What you should do =>
Each line containing the word "heading" should be found and copied.
★ ★ ★
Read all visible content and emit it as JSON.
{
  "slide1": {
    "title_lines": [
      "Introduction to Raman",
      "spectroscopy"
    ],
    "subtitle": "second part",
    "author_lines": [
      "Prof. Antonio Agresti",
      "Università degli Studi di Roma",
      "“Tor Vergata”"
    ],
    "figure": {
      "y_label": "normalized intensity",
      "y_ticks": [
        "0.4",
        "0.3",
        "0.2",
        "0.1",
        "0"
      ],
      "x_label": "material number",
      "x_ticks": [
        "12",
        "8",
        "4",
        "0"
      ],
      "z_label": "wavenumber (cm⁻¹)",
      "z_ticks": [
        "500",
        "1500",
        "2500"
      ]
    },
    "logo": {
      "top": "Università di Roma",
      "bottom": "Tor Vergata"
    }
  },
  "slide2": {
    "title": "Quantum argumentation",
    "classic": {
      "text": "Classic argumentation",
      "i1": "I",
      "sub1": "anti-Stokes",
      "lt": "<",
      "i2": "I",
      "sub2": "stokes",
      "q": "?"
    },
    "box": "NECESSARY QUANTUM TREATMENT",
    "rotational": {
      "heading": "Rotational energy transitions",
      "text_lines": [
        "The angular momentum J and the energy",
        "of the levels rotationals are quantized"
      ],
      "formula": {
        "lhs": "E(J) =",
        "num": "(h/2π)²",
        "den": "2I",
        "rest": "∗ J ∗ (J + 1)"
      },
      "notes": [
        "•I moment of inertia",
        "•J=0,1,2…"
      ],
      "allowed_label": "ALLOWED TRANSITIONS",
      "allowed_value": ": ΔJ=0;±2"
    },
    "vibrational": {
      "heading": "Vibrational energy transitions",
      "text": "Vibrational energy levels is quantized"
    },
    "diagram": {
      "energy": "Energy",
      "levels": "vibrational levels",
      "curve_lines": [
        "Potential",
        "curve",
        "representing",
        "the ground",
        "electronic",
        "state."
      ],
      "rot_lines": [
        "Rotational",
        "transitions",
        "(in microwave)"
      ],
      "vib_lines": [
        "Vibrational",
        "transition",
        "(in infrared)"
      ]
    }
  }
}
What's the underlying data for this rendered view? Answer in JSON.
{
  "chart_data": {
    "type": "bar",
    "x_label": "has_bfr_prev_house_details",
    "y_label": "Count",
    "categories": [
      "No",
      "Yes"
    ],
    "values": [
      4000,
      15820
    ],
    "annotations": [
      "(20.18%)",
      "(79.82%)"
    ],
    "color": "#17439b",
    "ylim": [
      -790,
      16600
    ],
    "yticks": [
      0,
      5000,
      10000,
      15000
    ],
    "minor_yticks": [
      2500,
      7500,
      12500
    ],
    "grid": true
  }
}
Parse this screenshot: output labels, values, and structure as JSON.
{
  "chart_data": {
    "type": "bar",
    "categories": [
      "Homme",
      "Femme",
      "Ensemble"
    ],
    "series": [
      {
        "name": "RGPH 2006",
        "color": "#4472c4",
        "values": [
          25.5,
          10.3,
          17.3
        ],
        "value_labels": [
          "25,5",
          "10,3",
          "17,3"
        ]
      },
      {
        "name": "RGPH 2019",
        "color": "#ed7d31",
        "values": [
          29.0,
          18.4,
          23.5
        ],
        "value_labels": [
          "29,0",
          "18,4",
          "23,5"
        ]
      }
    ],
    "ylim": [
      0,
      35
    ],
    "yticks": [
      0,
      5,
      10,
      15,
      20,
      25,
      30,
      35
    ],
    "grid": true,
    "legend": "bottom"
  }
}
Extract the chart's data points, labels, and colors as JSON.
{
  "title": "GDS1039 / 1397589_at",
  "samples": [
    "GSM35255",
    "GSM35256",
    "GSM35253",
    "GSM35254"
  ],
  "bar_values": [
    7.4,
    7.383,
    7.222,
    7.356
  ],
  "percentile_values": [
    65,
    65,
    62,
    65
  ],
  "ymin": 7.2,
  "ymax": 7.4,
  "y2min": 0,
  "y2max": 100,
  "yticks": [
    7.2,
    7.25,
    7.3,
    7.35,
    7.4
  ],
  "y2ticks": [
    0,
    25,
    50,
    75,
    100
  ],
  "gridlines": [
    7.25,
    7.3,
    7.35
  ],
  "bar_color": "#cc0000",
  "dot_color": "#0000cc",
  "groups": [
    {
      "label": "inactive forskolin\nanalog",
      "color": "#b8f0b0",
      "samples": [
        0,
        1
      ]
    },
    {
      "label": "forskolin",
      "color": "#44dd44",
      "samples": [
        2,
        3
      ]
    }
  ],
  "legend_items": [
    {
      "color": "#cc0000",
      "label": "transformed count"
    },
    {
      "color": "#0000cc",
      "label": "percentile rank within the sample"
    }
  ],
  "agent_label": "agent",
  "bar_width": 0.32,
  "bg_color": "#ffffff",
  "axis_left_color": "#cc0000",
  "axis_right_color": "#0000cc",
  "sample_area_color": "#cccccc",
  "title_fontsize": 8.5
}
★ ★ ★
Solution for this exercise =>
      "heading": "Rotational energy transitions",
      "heading": "Vibrational energy transitions",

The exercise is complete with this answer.